-- JOB --
Copy the data word for word, starting at its first line and ending at the line that contains "tab-label: 搜索API: [358, 835, 469, 870]", with both of those lines included.

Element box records
□ □ □ □

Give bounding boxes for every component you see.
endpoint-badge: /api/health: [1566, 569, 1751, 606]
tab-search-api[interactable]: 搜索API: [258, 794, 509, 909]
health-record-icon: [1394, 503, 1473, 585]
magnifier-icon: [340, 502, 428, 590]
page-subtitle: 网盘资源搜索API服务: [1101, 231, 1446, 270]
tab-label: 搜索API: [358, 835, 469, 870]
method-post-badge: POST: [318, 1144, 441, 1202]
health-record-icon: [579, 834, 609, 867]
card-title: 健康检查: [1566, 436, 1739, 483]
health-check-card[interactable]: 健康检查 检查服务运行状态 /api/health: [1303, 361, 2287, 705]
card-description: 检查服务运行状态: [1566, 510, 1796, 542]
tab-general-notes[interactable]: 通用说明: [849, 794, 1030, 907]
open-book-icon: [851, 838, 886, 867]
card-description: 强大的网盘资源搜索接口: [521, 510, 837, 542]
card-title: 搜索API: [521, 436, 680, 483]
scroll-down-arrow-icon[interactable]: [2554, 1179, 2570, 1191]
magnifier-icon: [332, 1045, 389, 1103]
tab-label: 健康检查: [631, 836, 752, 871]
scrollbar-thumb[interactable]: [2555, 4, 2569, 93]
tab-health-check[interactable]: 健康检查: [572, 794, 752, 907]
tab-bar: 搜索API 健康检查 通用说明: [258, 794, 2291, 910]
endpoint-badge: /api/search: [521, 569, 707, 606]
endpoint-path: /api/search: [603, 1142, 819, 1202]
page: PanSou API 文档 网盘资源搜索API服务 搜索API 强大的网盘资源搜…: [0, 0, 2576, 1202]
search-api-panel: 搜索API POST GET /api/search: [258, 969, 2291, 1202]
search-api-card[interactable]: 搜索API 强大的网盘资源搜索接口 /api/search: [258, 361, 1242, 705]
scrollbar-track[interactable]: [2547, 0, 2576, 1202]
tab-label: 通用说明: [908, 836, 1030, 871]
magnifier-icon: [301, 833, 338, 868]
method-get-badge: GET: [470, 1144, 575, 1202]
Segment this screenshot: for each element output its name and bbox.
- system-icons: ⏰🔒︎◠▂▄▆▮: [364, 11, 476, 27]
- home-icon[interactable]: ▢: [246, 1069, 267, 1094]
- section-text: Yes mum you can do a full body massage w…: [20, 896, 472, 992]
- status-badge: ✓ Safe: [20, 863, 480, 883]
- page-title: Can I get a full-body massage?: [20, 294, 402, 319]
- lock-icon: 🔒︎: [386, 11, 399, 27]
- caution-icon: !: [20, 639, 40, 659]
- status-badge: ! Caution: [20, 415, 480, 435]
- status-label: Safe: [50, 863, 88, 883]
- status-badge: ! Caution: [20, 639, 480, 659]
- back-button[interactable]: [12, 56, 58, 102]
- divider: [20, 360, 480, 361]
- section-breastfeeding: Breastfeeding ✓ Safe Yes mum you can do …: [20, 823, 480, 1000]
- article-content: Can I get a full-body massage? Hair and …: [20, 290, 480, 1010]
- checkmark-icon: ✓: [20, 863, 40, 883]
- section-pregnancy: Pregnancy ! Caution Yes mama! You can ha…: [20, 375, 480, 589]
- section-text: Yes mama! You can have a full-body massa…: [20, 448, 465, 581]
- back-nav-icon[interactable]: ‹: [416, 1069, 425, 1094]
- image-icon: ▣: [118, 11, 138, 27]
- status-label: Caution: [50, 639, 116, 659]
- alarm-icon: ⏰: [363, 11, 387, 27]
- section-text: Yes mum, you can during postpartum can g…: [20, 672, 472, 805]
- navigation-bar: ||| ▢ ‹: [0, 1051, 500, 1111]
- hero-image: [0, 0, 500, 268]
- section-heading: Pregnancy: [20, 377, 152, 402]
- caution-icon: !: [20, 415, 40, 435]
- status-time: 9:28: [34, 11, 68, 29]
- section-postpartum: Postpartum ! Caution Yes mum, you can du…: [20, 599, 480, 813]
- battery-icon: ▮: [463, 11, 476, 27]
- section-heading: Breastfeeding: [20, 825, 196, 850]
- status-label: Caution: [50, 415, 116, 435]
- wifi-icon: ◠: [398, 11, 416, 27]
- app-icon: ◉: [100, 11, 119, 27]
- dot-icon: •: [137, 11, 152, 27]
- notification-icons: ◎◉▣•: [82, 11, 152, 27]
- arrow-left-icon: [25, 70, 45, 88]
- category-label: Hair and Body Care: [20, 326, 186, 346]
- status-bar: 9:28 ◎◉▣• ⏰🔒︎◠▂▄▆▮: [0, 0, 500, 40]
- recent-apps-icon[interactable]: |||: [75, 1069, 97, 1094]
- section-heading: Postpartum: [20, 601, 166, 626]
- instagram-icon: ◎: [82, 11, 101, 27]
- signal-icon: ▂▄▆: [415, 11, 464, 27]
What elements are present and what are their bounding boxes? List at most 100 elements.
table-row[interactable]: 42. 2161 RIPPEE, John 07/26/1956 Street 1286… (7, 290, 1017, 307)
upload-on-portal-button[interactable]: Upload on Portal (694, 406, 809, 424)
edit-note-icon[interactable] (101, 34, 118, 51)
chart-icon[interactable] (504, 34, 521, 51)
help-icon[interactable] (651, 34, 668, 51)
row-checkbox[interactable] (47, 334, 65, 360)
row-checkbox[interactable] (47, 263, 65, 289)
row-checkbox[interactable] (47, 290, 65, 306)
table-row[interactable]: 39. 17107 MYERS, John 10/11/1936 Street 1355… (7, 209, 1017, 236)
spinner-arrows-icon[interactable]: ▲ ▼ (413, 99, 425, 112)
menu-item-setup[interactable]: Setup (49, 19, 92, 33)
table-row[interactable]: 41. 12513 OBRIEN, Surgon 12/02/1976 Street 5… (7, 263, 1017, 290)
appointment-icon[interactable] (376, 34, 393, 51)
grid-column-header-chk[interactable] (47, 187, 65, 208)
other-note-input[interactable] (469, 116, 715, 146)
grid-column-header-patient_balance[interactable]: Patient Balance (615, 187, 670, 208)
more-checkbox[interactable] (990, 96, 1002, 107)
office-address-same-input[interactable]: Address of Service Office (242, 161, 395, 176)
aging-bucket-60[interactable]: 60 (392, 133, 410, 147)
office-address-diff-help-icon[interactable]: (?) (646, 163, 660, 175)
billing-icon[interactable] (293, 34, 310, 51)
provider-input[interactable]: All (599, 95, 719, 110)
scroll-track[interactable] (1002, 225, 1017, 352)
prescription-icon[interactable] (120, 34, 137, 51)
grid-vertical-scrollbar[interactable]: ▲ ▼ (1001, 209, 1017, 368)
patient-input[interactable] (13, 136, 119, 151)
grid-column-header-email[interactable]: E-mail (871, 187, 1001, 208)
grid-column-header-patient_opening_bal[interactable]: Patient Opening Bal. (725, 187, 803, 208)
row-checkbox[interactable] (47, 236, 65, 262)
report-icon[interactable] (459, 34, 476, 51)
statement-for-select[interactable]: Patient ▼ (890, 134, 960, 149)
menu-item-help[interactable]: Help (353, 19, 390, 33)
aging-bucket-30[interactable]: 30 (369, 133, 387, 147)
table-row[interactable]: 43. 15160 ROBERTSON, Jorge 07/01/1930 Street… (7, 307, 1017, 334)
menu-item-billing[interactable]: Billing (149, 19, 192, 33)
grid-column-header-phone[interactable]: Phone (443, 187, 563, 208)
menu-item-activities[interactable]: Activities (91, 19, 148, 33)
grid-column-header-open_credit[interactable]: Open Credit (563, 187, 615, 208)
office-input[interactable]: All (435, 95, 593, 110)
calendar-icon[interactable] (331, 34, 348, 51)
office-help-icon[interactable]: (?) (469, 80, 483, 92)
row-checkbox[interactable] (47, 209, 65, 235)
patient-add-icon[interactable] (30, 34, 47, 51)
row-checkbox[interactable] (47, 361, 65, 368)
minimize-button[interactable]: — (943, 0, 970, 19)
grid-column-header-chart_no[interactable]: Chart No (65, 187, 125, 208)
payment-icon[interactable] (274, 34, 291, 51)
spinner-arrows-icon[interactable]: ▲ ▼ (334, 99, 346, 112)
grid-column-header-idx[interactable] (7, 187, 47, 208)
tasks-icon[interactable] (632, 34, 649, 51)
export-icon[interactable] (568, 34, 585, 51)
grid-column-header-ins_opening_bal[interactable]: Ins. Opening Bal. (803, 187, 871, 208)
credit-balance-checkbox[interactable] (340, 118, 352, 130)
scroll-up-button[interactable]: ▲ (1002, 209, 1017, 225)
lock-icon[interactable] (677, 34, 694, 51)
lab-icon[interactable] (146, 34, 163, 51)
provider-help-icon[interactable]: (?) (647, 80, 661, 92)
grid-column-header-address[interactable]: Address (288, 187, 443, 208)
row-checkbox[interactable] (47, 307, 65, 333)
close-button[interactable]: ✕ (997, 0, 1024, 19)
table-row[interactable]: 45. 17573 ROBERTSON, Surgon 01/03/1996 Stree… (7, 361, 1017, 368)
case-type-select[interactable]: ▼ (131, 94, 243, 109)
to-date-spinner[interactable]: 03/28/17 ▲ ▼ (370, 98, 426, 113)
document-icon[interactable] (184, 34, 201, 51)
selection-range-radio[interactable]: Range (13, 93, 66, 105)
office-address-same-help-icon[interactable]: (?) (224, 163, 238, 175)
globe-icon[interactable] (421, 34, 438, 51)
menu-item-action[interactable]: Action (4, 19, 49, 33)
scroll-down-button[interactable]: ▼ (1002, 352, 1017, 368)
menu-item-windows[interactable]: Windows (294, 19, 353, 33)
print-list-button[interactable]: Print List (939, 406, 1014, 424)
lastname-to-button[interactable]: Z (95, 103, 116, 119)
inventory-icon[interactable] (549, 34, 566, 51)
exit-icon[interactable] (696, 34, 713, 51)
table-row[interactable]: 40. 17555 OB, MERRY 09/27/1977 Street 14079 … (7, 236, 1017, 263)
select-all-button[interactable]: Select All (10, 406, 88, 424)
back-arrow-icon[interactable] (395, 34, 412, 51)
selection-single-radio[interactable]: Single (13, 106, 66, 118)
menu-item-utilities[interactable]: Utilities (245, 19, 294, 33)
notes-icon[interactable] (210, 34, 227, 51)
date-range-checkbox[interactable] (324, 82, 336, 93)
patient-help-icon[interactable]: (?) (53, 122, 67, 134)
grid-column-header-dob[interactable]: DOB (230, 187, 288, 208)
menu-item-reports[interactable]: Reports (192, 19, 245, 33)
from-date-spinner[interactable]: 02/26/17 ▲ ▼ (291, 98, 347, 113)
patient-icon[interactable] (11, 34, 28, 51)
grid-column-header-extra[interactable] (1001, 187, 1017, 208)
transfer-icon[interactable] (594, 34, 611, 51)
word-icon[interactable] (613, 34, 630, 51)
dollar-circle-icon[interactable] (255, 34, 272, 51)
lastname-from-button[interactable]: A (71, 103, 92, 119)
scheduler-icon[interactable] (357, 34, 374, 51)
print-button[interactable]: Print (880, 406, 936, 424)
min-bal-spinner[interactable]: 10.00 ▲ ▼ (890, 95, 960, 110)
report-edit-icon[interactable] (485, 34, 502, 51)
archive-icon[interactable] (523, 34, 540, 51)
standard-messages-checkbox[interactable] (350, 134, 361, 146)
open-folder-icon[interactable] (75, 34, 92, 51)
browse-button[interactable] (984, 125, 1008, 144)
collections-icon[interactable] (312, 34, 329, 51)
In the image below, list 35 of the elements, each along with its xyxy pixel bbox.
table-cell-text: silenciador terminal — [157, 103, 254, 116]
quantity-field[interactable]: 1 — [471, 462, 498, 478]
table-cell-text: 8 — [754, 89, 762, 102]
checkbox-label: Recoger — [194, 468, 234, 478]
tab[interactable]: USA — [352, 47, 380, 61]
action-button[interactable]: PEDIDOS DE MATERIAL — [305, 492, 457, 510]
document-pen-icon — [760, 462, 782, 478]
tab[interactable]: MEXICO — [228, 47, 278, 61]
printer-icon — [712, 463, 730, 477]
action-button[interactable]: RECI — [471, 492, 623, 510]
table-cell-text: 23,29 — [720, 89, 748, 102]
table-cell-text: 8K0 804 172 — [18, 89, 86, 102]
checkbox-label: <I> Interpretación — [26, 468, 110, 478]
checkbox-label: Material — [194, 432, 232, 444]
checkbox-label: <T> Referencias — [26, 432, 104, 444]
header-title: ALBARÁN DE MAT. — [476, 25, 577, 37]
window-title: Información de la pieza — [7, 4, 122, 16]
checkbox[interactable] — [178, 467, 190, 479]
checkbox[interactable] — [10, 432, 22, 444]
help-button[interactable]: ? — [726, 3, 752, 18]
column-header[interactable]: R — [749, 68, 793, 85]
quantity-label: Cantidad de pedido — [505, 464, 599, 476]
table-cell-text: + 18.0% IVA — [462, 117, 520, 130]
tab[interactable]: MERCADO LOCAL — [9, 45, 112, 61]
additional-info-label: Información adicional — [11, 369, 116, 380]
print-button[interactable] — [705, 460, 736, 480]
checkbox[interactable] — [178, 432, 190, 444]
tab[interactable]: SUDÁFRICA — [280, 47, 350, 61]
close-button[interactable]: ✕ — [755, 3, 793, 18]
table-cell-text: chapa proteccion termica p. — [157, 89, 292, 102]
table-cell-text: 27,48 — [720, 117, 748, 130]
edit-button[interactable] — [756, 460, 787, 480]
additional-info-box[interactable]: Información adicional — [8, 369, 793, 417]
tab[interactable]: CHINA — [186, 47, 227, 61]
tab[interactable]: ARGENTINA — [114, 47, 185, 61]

□ □ □ □

-- RESPONSE TO THIS TASK --
Give bounding boxes for every component you see.
endpoint-badge: /api/health: [1566, 569, 1751, 606]
tab-search-api[interactable]: 搜索API: [258, 794, 509, 909]
health-record-icon: [1394, 503, 1473, 585]
magnifier-icon: [340, 502, 428, 590]
page-subtitle: 网盘资源搜索API服务: [1101, 231, 1446, 270]
tab-label: 搜索API: [358, 835, 469, 870]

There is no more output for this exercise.